### Your objective
Filter the entries that follow, copying every line in which the word "title" appears.

[Stored data entries]
* begin *

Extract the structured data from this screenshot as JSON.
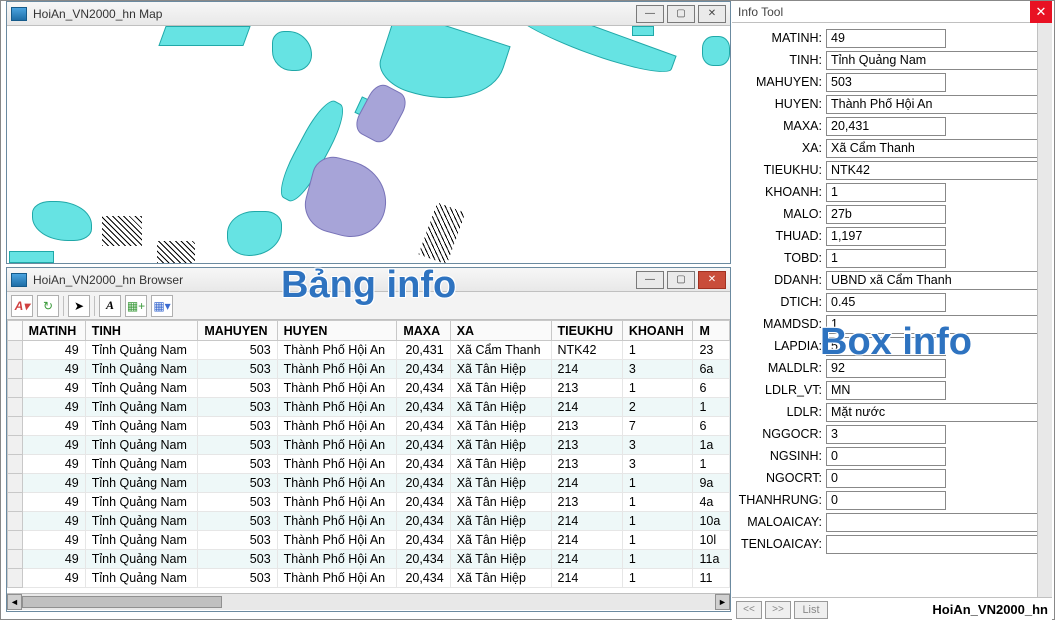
{
  "overlays": {
    "bang_info": "Bảng info",
    "box_info": "Box info"
  },
  "map_window": {
    "title": "HoiAn_VN2000_hn Map"
  },
  "browser_window": {
    "title": "HoiAn_VN2000_hn Browser",
    "columns": [
      "MATINH",
      "TINH",
      "MAHUYEN",
      "HUYEN",
      "MAXA",
      "XA",
      "TIEUKHU",
      "KHOANH",
      "M"
    ],
    "rows": [
      {
        "MATINH": "49",
        "TINH": "Tỉnh Quảng Nam",
        "MAHUYEN": "503",
        "HUYEN": "Thành Phố Hội An",
        "MAXA": "20,431",
        "XA": "Xã Cẩm Thanh",
        "TIEUKHU": "NTK42",
        "KHOANH": "1",
        "M": "23"
      },
      {
        "MATINH": "49",
        "TINH": "Tỉnh Quảng Nam",
        "MAHUYEN": "503",
        "HUYEN": "Thành Phố Hội An",
        "MAXA": "20,434",
        "XA": "Xã Tân Hiệp",
        "TIEUKHU": "214",
        "KHOANH": "3",
        "M": "6a"
      },
      {
        "MATINH": "49",
        "TINH": "Tỉnh Quảng Nam",
        "MAHUYEN": "503",
        "HUYEN": "Thành Phố Hội An",
        "MAXA": "20,434",
        "XA": "Xã Tân Hiệp",
        "TIEUKHU": "213",
        "KHOANH": "1",
        "M": "6"
      },
      {
        "MATINH": "49",
        "TINH": "Tỉnh Quảng Nam",
        "MAHUYEN": "503",
        "HUYEN": "Thành Phố Hội An",
        "MAXA": "20,434",
        "XA": "Xã Tân Hiệp",
        "TIEUKHU": "214",
        "KHOANH": "2",
        "M": "1"
      },
      {
        "MATINH": "49",
        "TINH": "Tỉnh Quảng Nam",
        "MAHUYEN": "503",
        "HUYEN": "Thành Phố Hội An",
        "MAXA": "20,434",
        "XA": "Xã Tân Hiệp",
        "TIEUKHU": "213",
        "KHOANH": "7",
        "M": "6"
      },
      {
        "MATINH": "49",
        "TINH": "Tỉnh Quảng Nam",
        "MAHUYEN": "503",
        "HUYEN": "Thành Phố Hội An",
        "MAXA": "20,434",
        "XA": "Xã Tân Hiệp",
        "TIEUKHU": "213",
        "KHOANH": "3",
        "M": "1a"
      },
      {
        "MATINH": "49",
        "TINH": "Tỉnh Quảng Nam",
        "MAHUYEN": "503",
        "HUYEN": "Thành Phố Hội An",
        "MAXA": "20,434",
        "XA": "Xã Tân Hiệp",
        "TIEUKHU": "213",
        "KHOANH": "3",
        "M": "1"
      },
      {
        "MATINH": "49",
        "TINH": "Tỉnh Quảng Nam",
        "MAHUYEN": "503",
        "HUYEN": "Thành Phố Hội An",
        "MAXA": "20,434",
        "XA": "Xã Tân Hiệp",
        "TIEUKHU": "214",
        "KHOANH": "1",
        "M": "9a"
      },
      {
        "MATINH": "49",
        "TINH": "Tỉnh Quảng Nam",
        "MAHUYEN": "503",
        "HUYEN": "Thành Phố Hội An",
        "MAXA": "20,434",
        "XA": "Xã Tân Hiệp",
        "TIEUKHU": "213",
        "KHOANH": "1",
        "M": "4a"
      },
      {
        "MATINH": "49",
        "TINH": "Tỉnh Quảng Nam",
        "MAHUYEN": "503",
        "HUYEN": "Thành Phố Hội An",
        "MAXA": "20,434",
        "XA": "Xã Tân Hiệp",
        "TIEUKHU": "214",
        "KHOANH": "1",
        "M": "10a"
      },
      {
        "MATINH": "49",
        "TINH": "Tỉnh Quảng Nam",
        "MAHUYEN": "503",
        "HUYEN": "Thành Phố Hội An",
        "MAXA": "20,434",
        "XA": "Xã Tân Hiệp",
        "TIEUKHU": "214",
        "KHOANH": "1",
        "M": "10l"
      },
      {
        "MATINH": "49",
        "TINH": "Tỉnh Quảng Nam",
        "MAHUYEN": "503",
        "HUYEN": "Thành Phố Hội An",
        "MAXA": "20,434",
        "XA": "Xã Tân Hiệp",
        "TIEUKHU": "214",
        "KHOANH": "1",
        "M": "11a"
      },
      {
        "MATINH": "49",
        "TINH": "Tỉnh Quảng Nam",
        "MAHUYEN": "503",
        "HUYEN": "Thành Phố Hội An",
        "MAXA": "20,434",
        "XA": "Xã Tân Hiệp",
        "TIEUKHU": "214",
        "KHOANH": "1",
        "M": "11"
      }
    ]
  },
  "info_tool": {
    "title": "Info Tool",
    "footer": {
      "list_label": "List",
      "dataset": "HoiAn_VN2000_hn"
    },
    "fields": [
      {
        "label": "MATINH:",
        "value": "49"
      },
      {
        "label": "TINH:",
        "value": "Tỉnh Quảng Nam"
      },
      {
        "label": "MAHUYEN:",
        "value": "503"
      },
      {
        "label": "HUYEN:",
        "value": "Thành Phố Hội An"
      },
      {
        "label": "MAXA:",
        "value": "20,431"
      },
      {
        "label": "XA:",
        "value": "Xã Cẩm Thanh"
      },
      {
        "label": "TIEUKHU:",
        "value": "NTK42"
      },
      {
        "label": "KHOANH:",
        "value": "1"
      },
      {
        "label": "MALO:",
        "value": "27b"
      },
      {
        "label": "THUAD:",
        "value": "1,197"
      },
      {
        "label": "TOBD:",
        "value": "1"
      },
      {
        "label": "DDANH:",
        "value": "UBND xã  Cẩm Thanh"
      },
      {
        "label": "DTICH:",
        "value": "0.45"
      },
      {
        "label": "MAMDSD:",
        "value": "1"
      },
      {
        "label": "LAPDIA:",
        "value": "5"
      },
      {
        "label": "MALDLR:",
        "value": "92"
      },
      {
        "label": "LDLR_VT:",
        "value": "MN"
      },
      {
        "label": "LDLR:",
        "value": "Mặt nước"
      },
      {
        "label": "NGGOCR:",
        "value": "3"
      },
      {
        "label": "NGSINH:",
        "value": "0"
      },
      {
        "label": "NGOCRT:",
        "value": "0"
      },
      {
        "label": "THANHRUNG:",
        "value": "0"
      },
      {
        "label": "MALOAICAY:",
        "value": ""
      },
      {
        "label": "TENLOAICAY:",
        "value": ""
      }
    ]
  }
}
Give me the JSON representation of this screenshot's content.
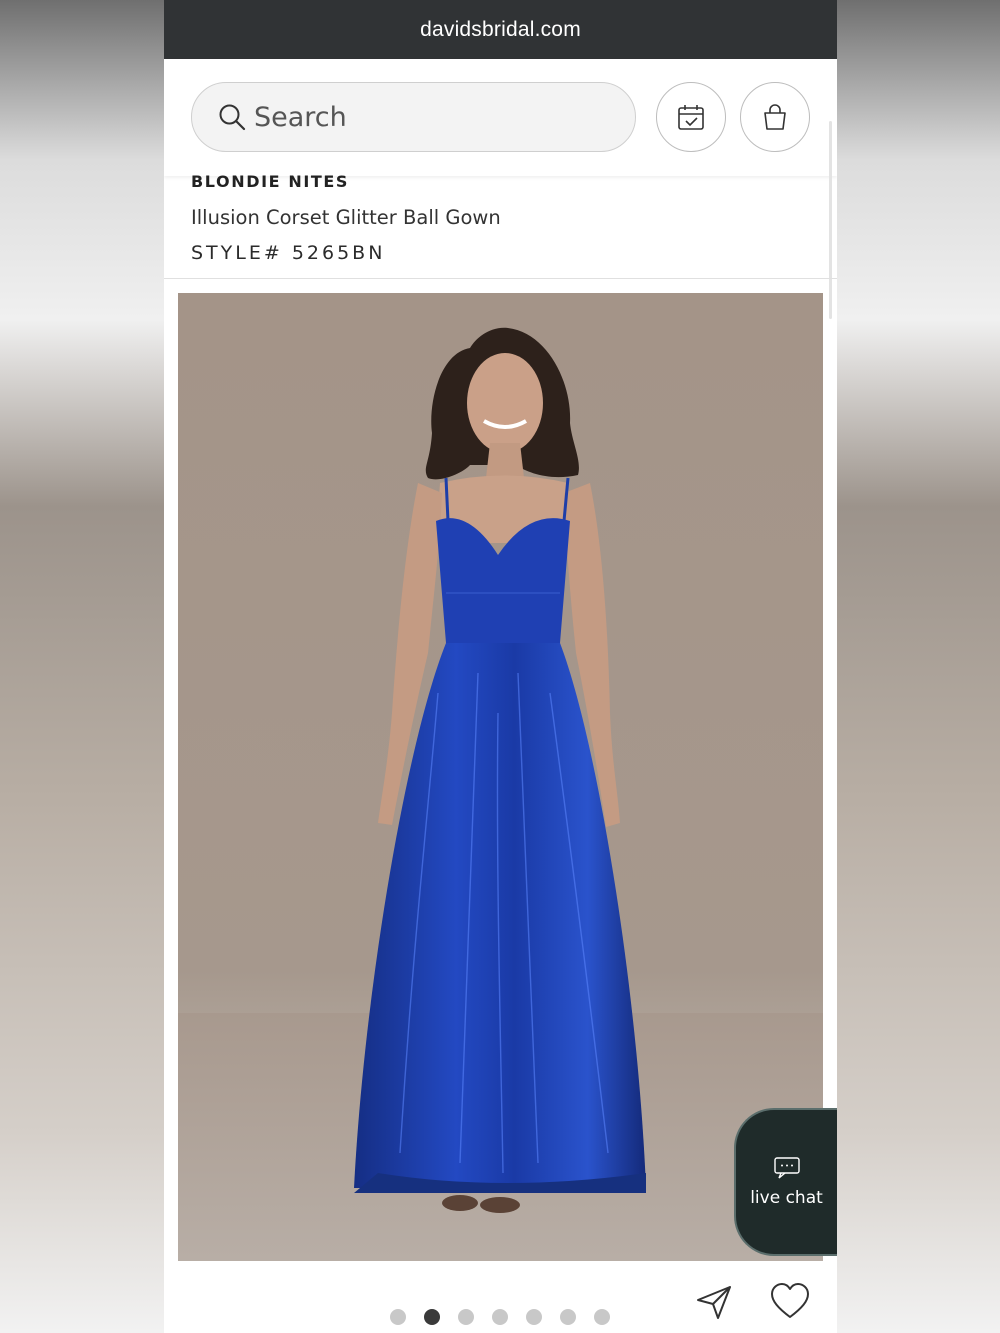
{
  "browser": {
    "url": "davidsbridal.com"
  },
  "header": {
    "search_placeholder": "Search",
    "icons": [
      "search-icon",
      "calendar-check-icon",
      "shopping-bag-icon"
    ]
  },
  "product": {
    "brand": "BLONDIE NITES",
    "name": "Illusion Corset Glitter Ball Gown",
    "style": "STYLE# 5265BN",
    "image_dress_color": "#1d3ea8"
  },
  "live_chat": {
    "label": "live chat"
  },
  "carousel": {
    "total": 7,
    "active_index": 1
  },
  "actions": {
    "icons": [
      "share-icon",
      "heart-icon"
    ]
  },
  "colors": {
    "url_bar": "#303335",
    "chat_bg": "#1f2b2a"
  }
}
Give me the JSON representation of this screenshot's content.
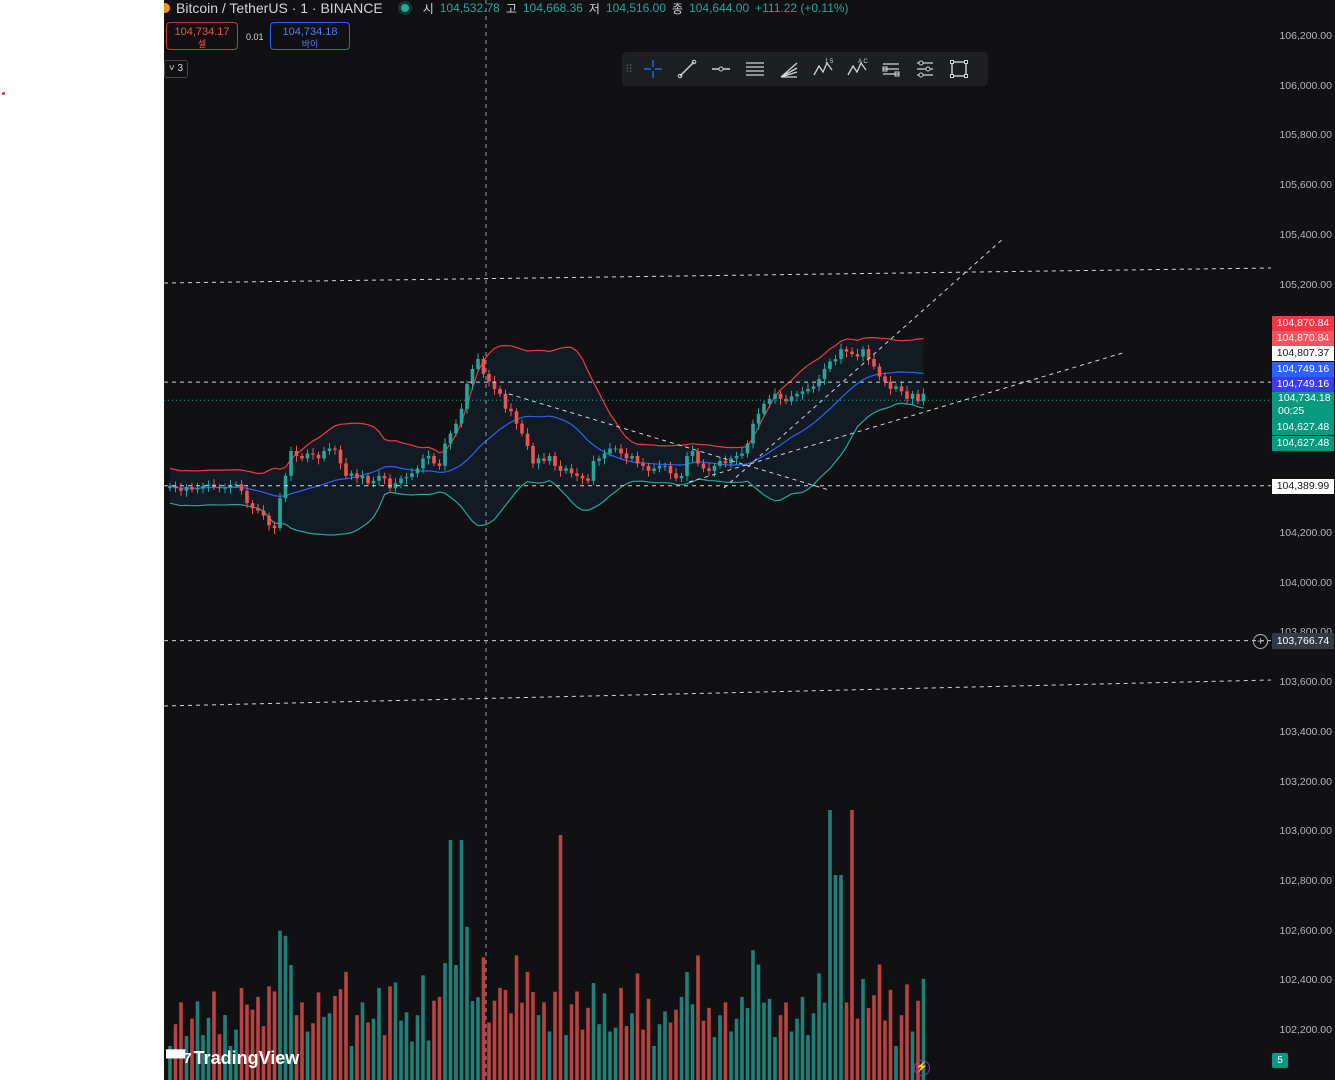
{
  "header": {
    "symbol": "Bitcoin / TetherUS · 1 · BINANCE",
    "open_label": "시",
    "open": "104,532.78",
    "high_label": "고",
    "high": "104,668.36",
    "low_label": "저",
    "low": "104,516.00",
    "close_label": "종",
    "close": "104,644.00",
    "change": "+111.22 (+0.11%)"
  },
  "trade": {
    "sell_price": "104,734.17",
    "sell_label": "셀",
    "spread": "0.01",
    "buy_price": "104,734.18",
    "buy_label": "바이"
  },
  "indicator_count": "3",
  "toolbar": {
    "tools": [
      "crosshair-icon",
      "trend-line-icon",
      "horizontal-ray-icon",
      "parallel-channel-icon",
      "fib-fan-icon",
      "elliott-wave-icon",
      "abcd-pattern-icon",
      "date-price-range-icon",
      "ranges-icon",
      "rectangle-icon"
    ],
    "labels": [
      "",
      "",
      "",
      "",
      "",
      "1 5",
      "A C",
      "",
      "",
      ""
    ]
  },
  "price_axis": {
    "ticks": [
      "106,200.00",
      "106,000.00",
      "105,800.00",
      "105,600.00",
      "105,400.00",
      "105,200.00",
      "104,200.00",
      "104,000.00",
      "103,800.00",
      "103,600.00",
      "103,400.00",
      "103,200.00",
      "103,000.00",
      "102,800.00",
      "102,600.00",
      "102,400.00",
      "102,200.00"
    ],
    "tags": [
      {
        "value": "104,870.84",
        "color": "#f23645"
      },
      {
        "value": "104,870.84",
        "color": "#f7525f"
      },
      {
        "value": "104,807.37",
        "color": "#ffffff",
        "text_color": "#131722"
      },
      {
        "value": "104,749.16",
        "color": "#2962ff"
      },
      {
        "value": "104,749.16",
        "color": "#3b3bf0"
      },
      {
        "value": "104,734.18",
        "color": "#089981",
        "sub": "00:25"
      },
      {
        "value": "104,627.48",
        "color": "#089981"
      },
      {
        "value": "104,627.48",
        "color": "#089981"
      },
      {
        "value": "104,389.99",
        "color": "#ffffff",
        "text_color": "#131722"
      }
    ],
    "crosshair_price": "103,766.74"
  },
  "branding": {
    "logo_text": "TradingView",
    "badge": "5"
  },
  "colors": {
    "up": "#26a69a",
    "down": "#ef5350",
    "basis": "#2962ff",
    "upper": "#f23645",
    "lower": "#26a69a",
    "background": "#111113"
  },
  "chart_data": {
    "type": "candlestick",
    "symbol": "BTCUSDT",
    "interval": "1",
    "ylim": [
      102100,
      106300
    ],
    "price_ticks": [
      106200,
      106000,
      105800,
      105600,
      105400,
      105200,
      104200,
      104000,
      103800,
      103600,
      103400,
      103200,
      103000,
      102800,
      102600,
      102400,
      102200
    ],
    "indicators": [
      "Bollinger Bands",
      "Volume"
    ],
    "closes": [
      104390,
      104380,
      104370,
      104385,
      104375,
      104380,
      104390,
      104395,
      104385,
      104380,
      104382,
      104392,
      104396,
      104370,
      104320,
      104300,
      104290,
      104270,
      104230,
      104220,
      104340,
      104430,
      104530,
      104510,
      104500,
      104520,
      104515,
      104500,
      104530,
      104540,
      104535,
      104480,
      104430,
      104440,
      104420,
      104430,
      104400,
      104410,
      104430,
      104420,
      104380,
      104400,
      104420,
      104425,
      104440,
      104460,
      104500,
      104510,
      104480,
      104470,
      104560,
      104600,
      104640,
      104700,
      104800,
      104860,
      104900,
      104840,
      104810,
      104780,
      104760,
      104700,
      104690,
      104640,
      104600,
      104550,
      104480,
      104500,
      104490,
      104510,
      104470,
      104450,
      104460,
      104440,
      104430,
      104420,
      104410,
      104490,
      104500,
      104520,
      104540,
      104540,
      104520,
      104500,
      104510,
      104480,
      104470,
      104450,
      104460,
      104470,
      104470,
      104440,
      104420,
      104430,
      104510,
      104530,
      104480,
      104460,
      104450,
      104470,
      104490,
      104480,
      104500,
      104510,
      104520,
      104560,
      104640,
      104680,
      104720,
      104740,
      104760,
      104740,
      104730,
      104750,
      104760,
      104770,
      104780,
      104790,
      104820,
      104860,
      104890,
      104900,
      104940,
      104930,
      104920,
      104910,
      104940,
      104900,
      104870,
      104830,
      104810,
      104780,
      104790,
      104770,
      104740,
      104760,
      104730,
      104760
    ],
    "annotations": {
      "horizontal_levels": [
        104807.37,
        104389.99,
        103766.74
      ],
      "crosshair_price": 103766.74
    }
  }
}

* end *

### Finished exercise
    "title": "HoiAn_VN2000_hn Map"
    "title": "HoiAn_VN2000_hn Browser",
    "title": "Info Tool",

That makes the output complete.